Development and Standardization of Modified Simultaneous Multifrequency (SiMFy) Stimulus for Recording oVEMP And Its Interaction with the Alternate Electrode Montages.

Abstract

Background: Simultaneous Multifrequency (SiMFy) is a time-saving and reliable stimulus to determine the frequency tuning of ocular vestibular-evoked myogenic potential (oVEMP); however, the absence of 4000 Hz in SiMFy potentially makes it a less potent tool for the diagnosis of Superior semicircular canal dehiscence, a pathology with an ever-increasing prevalence. Further, SiMFy was validated using only the infra-orbital (IO) electrode montage. However, the recordings obtained using the IO montage might be susceptible to reference contamination introduced by a small separation between the recording electrodes, and also susceptible to reflex impurity due to the spatially displaced reference electrode from the inferior oblique muscle (IOM), rendering it vulnerable to picking up responses from other muscles. Nonetheless, little is known about the similarities/differences between the SiMFy-induced oVEMPs using alternate montages [belly-tendon (BT), chin-reference (CR), and sternum-reference (SR)] and the non-simultaneous multifrequency oVEMPs (NSM-oVEMPs) using the IO montage.
============
BRIEF.
Answer these questions from the SiMFy abstract above.
1. Which frequency is missing from the SiMFy stimulus?
2. Using which electrode montage was SiMFy validated?
3. What are the three alternate montages named?
============
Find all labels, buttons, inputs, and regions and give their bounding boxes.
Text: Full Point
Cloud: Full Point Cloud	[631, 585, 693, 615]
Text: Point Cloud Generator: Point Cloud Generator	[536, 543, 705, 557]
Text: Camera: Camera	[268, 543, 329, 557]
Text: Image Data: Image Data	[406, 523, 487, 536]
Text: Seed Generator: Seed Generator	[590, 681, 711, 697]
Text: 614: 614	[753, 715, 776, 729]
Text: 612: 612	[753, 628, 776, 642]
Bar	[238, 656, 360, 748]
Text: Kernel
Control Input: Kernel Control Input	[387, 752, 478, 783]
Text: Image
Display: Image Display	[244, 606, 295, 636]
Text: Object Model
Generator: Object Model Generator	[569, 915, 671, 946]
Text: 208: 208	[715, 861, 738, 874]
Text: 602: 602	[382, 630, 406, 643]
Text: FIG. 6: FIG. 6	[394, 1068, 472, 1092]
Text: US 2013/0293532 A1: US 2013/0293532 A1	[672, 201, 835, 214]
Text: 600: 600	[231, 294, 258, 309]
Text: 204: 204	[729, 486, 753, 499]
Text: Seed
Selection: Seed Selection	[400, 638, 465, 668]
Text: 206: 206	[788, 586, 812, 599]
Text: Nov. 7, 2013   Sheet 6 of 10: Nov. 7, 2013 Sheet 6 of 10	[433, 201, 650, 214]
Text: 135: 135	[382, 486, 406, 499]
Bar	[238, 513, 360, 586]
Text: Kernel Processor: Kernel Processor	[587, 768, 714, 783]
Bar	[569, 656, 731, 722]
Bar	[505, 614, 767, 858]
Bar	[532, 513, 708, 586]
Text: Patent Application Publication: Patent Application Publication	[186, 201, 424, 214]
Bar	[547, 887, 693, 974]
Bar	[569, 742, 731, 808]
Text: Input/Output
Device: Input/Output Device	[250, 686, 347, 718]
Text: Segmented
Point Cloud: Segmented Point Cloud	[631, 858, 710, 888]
============
REPLY.
1. 4000 Hz
2. The infra-orbital (IO) montage
3. Belly-tendon (BT), chin-reference (CR), and sternum-reference (SR)